Repeat the whole listing below, word for word.

◆ ◆ ◆ ◆ ◆ ◆ ◆

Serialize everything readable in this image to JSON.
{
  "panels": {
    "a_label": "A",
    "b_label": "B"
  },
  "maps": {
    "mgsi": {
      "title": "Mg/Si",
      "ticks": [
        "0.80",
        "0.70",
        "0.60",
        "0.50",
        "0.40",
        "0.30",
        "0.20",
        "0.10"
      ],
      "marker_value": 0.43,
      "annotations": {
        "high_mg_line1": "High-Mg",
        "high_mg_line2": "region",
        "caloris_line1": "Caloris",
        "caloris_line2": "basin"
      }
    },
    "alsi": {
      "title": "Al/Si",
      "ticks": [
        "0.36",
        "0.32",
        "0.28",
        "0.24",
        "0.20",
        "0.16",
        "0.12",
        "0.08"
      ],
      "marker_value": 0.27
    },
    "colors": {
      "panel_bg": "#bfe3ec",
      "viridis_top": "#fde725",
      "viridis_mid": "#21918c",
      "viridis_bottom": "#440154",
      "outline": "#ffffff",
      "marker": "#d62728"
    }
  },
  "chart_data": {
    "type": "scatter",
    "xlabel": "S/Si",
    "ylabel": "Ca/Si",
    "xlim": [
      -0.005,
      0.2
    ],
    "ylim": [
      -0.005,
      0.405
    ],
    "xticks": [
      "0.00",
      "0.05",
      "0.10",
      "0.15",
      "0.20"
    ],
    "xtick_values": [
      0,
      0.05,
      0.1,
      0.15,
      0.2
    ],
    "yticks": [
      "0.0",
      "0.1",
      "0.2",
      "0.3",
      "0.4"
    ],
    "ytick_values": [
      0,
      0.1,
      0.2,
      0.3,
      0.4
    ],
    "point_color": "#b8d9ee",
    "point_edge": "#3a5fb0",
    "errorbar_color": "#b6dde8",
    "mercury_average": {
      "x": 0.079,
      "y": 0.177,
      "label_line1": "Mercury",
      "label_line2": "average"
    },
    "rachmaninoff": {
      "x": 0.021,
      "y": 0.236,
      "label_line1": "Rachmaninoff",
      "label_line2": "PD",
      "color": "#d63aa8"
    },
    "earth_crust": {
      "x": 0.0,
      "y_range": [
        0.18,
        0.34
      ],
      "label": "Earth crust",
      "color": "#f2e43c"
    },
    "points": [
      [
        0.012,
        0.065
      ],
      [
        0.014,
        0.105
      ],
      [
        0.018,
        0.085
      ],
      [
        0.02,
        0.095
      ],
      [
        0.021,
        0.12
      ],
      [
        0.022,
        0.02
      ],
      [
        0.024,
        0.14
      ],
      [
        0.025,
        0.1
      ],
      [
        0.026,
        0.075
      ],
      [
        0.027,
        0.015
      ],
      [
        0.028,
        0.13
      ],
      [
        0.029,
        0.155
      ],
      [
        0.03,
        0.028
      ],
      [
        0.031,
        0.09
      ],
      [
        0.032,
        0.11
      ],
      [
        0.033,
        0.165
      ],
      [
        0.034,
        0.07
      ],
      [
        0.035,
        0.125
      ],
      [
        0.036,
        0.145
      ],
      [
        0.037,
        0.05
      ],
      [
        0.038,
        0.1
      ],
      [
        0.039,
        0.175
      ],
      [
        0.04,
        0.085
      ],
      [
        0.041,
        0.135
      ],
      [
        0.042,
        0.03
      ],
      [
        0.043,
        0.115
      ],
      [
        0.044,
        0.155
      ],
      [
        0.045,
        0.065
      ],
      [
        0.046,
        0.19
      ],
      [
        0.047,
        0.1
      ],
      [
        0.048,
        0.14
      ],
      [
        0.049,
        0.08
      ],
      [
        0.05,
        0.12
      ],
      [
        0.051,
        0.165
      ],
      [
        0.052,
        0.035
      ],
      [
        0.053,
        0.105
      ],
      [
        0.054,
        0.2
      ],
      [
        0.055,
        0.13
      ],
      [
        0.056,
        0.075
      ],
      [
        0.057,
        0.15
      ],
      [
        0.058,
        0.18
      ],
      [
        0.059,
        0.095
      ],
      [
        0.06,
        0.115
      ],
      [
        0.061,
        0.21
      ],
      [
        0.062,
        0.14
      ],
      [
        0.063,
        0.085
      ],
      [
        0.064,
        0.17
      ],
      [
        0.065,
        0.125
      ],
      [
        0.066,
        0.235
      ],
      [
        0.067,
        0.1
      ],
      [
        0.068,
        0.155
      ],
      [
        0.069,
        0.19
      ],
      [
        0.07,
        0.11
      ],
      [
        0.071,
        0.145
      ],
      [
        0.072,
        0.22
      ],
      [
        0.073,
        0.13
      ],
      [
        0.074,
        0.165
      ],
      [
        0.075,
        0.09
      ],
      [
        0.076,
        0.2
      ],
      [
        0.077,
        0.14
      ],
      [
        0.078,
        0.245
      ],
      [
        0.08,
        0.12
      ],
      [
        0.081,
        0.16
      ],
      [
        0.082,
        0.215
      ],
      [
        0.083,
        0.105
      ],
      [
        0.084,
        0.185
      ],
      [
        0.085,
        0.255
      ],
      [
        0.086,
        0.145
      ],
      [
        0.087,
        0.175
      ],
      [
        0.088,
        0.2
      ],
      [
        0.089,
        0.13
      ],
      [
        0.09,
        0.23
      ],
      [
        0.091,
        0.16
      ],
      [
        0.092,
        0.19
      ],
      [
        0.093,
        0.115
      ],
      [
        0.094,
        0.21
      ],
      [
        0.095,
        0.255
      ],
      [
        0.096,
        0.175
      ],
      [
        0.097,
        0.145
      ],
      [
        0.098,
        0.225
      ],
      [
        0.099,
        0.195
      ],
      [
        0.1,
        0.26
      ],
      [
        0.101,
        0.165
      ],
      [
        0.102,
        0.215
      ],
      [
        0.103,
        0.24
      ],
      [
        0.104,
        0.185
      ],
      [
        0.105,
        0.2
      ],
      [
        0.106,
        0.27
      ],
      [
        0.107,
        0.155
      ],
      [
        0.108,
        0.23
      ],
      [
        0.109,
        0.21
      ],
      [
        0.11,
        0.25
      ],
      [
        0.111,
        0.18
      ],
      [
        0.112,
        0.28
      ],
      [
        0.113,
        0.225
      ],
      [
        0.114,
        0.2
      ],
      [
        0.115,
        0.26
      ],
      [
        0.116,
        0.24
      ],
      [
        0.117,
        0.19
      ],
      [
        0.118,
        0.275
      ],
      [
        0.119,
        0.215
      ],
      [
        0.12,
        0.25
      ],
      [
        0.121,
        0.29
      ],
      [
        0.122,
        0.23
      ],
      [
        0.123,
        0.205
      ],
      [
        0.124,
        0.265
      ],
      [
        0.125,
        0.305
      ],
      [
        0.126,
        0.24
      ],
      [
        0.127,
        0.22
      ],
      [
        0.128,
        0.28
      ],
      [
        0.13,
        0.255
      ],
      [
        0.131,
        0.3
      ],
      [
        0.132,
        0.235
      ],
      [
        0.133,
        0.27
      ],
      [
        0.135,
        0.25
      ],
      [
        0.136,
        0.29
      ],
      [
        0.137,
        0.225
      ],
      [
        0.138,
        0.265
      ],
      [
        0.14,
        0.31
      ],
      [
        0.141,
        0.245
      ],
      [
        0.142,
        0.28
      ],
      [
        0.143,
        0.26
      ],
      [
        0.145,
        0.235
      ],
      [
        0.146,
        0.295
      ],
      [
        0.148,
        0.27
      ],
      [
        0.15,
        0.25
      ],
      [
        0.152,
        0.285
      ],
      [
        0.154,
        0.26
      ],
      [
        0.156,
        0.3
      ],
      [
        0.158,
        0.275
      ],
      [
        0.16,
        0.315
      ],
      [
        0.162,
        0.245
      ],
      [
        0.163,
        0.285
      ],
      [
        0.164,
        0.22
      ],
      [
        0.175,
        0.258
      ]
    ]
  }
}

◆ ◆ ◆ ◆ ◆ ◆ ◆

IN RESPONSE:
Serialize everything readable in this image to JSON.
{
  "panels": {
    "a_label": "A",
    "b_label": "B"
  },
  "maps": {
    "mgsi": {
      "title": "Mg/Si",
      "ticks": [
        "0.80",
        "0.70",
        "0.60",
        "0.50",
        "0.40",
        "0.30",
        "0.20",
        "0.10"
      ],
      "marker_value": 0.43,
      "annotations": {
        "high_mg_line1": "High-Mg",
        "high_mg_line2": "region",
        "caloris_line1": "Caloris",
        "caloris_line2": "basin"
      }
    },
    "alsi": {
      "title": "Al/Si",
      "ticks": [
        "0.36",
        "0.32",
        "0.28",
        "0.24",
        "0.20",
        "0.16",
        "0.12",
        "0.08"
      ],
      "marker_value": 0.27
    },
    "colors": {
      "panel_bg": "#bfe3ec",
      "viridis_top": "#fde725",
      "viridis_mid": "#21918c",
      "viridis_bottom": "#440154",
      "outline": "#ffffff",
      "marker": "#d62728"
    }
  },
  "chart_data": {
    "type": "scatter",
    "xlabel": "S/Si",
    "ylabel": "Ca/Si",
    "xlim": [
      -0.005,
      0.2
    ],
    "ylim": [
      -0.005,
      0.405
    ],
    "xticks": [
      "0.00",
      "0.05",
      "0.10",
      "0.15",
      "0.20"
    ],
    "xtick_values": [
      0,
      0.05,
      0.1,
      0.15,
      0.2
    ],
    "yticks": [
      "0.0",
      "0.1",
      "0.2",
      "0.3",
      "0.4"
    ],
    "ytick_values": [
      0,
      0.1,
      0.2,
      0.3,
      0.4
    ],
    "point_color": "#b8d9ee",
    "point_edge": "#3a5fb0",
    "errorbar_color": "#b6dde8",
    "mercury_average": {
      "x": 0.079,
      "y": 0.177,
      "label_line1": "Mercury",
      "label_line2": "average"
    },
    "rachmaninoff": {
      "x": 0.021,
      "y": 0.236,
      "label_line1": "Rachmaninoff",
      "label_line2": "PD",
      "color": "#d63aa8"
    },
    "earth_crust": {
      "x": 0.0,
      "y_range": [
        0.18,
        0.34
      ],
      "label": "Earth crust",
      "color": "#f2e43c"
    },
    "points": [
      [
        0.012,
        0.065
      ],
      [
        0.014,
        0.105
      ],
      [
        0.018,
        0.085
      ],
      [
        0.02,
        0.095
      ],
      [
        0.021,
        0.12
      ],
      [
        0.022,
        0.02
      ],
      [
        0.024,
        0.14
      ],
      [
        0.025,
        0.1
      ],
      [
        0.026,
        0.075
      ],
      [
        0.027,
        0.015
      ],
      [
        0.028,
        0.13
      ],
      [
        0.029,
        0.155
      ],
      [
        0.03,
        0.028
      ],
      [
        0.031,
        0.09
      ],
      [
        0.032,
        0.11
      ],
      [
        0.033,
        0.165
      ],
      [
        0.034,
        0.07
      ],
      [
        0.035,
        0.125
      ],
      [
        0.036,
        0.145
      ],
      [
        0.037,
        0.05
      ],
      [
        0.038,
        0.1
      ],
      [
        0.039,
        0.175
      ],
      [
        0.04,
        0.085
      ],
      [
        0.041,
        0.135
      ],
      [
        0.042,
        0.03
      ],
      [
        0.043,
        0.115
      ],
      [
        0.044,
        0.155
      ],
      [
        0.045,
        0.065
      ],
      [
        0.046,
        0.19
      ],
      [
        0.047,
        0.1
      ],
      [
        0.048,
        0.14
      ],
      [
        0.049,
        0.08
      ],
      [
        0.05,
        0.12
      ],
      [
        0.051,
        0.165
      ],
      [
        0.052,
        0.035
      ],
      [
        0.053,
        0.105
      ],
      [
        0.054,
        0.2
      ],
      [
        0.055,
        0.13
      ],
      [
        0.056,
        0.075
      ],
      [
        0.057,
        0.15
      ],
      [
        0.058,
        0.18
      ],
      [
        0.059,
        0.095
      ],
      [
        0.06,
        0.115
      ],
      [
        0.061,
        0.21
      ],
      [
        0.062,
        0.14
      ],
      [
        0.063,
        0.085
      ],
      [
        0.064,
        0.17
      ],
      [
        0.065,
        0.125
      ],
      [
        0.066,
        0.235
      ],
      [
        0.067,
        0.1
      ],
      [
        0.068,
        0.155
      ],
      [
        0.069,
        0.19
      ],
      [
        0.07,
        0.11
      ],
      [
        0.071,
        0.145
      ],
      [
        0.072,
        0.22
      ],
      [
        0.073,
        0.13
      ],
      [
        0.074,
        0.165
      ],
      [
        0.075,
        0.09
      ],
      [
        0.076,
        0.2
      ],
      [
        0.077,
        0.14
      ],
      [
        0.078,
        0.245
      ],
      [
        0.08,
        0.12
      ],
      [
        0.081,
        0.16
      ],
      [
        0.082,
        0.215
      ],
      [
        0.083,
        0.105
      ],
      [
        0.084,
        0.185
      ],
      [
        0.085,
        0.255
      ],
      [
        0.086,
        0.145
      ],
      [
        0.087,
        0.175
      ],
      [
        0.088,
        0.2
      ],
      [
        0.089,
        0.13
      ],
      [
        0.09,
        0.23
      ],
      [
        0.091,
        0.16
      ],
      [
        0.092,
        0.19
      ],
      [
        0.093,
        0.115
      ],
      [
        0.094,
        0.21
      ],
      [
        0.095,
        0.255
      ],
      [
        0.096,
        0.175
      ],
      [
        0.097,
        0.145
      ],
      [
        0.098,
        0.225
      ],
      [
        0.099,
        0.195
      ],
      [
        0.1,
        0.26
      ],
      [
        0.101,
        0.165
      ],
      [
        0.102,
        0.215
      ],
      [
        0.103,
        0.24
      ],
      [
        0.104,
        0.185
      ],
      [
        0.105,
        0.2
      ],
      [
        0.106,
        0.27
      ],
      [
        0.107,
        0.155
      ],
      [
        0.108,
        0.23
      ],
      [
        0.109,
        0.21
      ],
      [
        0.11,
        0.25
      ],
      [
        0.111,
        0.18
      ],
      [
        0.112,
        0.28
      ],
      [
        0.113,
        0.225
      ],
      [
        0.114,
        0.2
      ],
      [
        0.115,
        0.26
      ],
      [
        0.116,
        0.24
      ],
      [
        0.117,
        0.19
      ],
      [
        0.118,
        0.275
      ],
      [
        0.119,
        0.215
      ],
      [
        0.12,
        0.25
      ],
      [
        0.121,
        0.29
      ],
      [
        0.122,
        0.23
      ],
      [
        0.123,
        0.205
      ],
      [
        0.124,
        0.265
      ],
      [
        0.125,
        0.305
      ],
      [
        0.126,
        0.24
      ],
      [
        0.127,
        0.22
      ],
      [
        0.128,
        0.28
      ],
      [
        0.13,
        0.255
      ],
      [
        0.131,
        0.3
      ],
      [
        0.132,
        0.235
      ],
      [
        0.133,
        0.27
      ],
      [
        0.135,
        0.25
      ],
      [
        0.136,
        0.29
      ],
      [
        0.137,
        0.225
      ],
      [
        0.138,
        0.265
      ],
      [
        0.14,
        0.31
      ],
      [
        0.141,
        0.245
      ],
      [
        0.142,
        0.28
      ],
      [
        0.143,
        0.26
      ],
      [
        0.145,
        0.235
      ],
      [
        0.146,
        0.295
      ],
      [
        0.148,
        0.27
      ],
      [
        0.15,
        0.25
      ],
      [
        0.152,
        0.285
      ],
      [
        0.154,
        0.26
      ],
      [
        0.156,
        0.3
      ],
      [
        0.158,
        0.275
      ],
      [
        0.16,
        0.315
      ],
      [
        0.162,
        0.245
      ],
      [
        0.163,
        0.285
      ],
      [
        0.164,
        0.22
      ],
      [
        0.175,
        0.258
      ]
    ]
  }
}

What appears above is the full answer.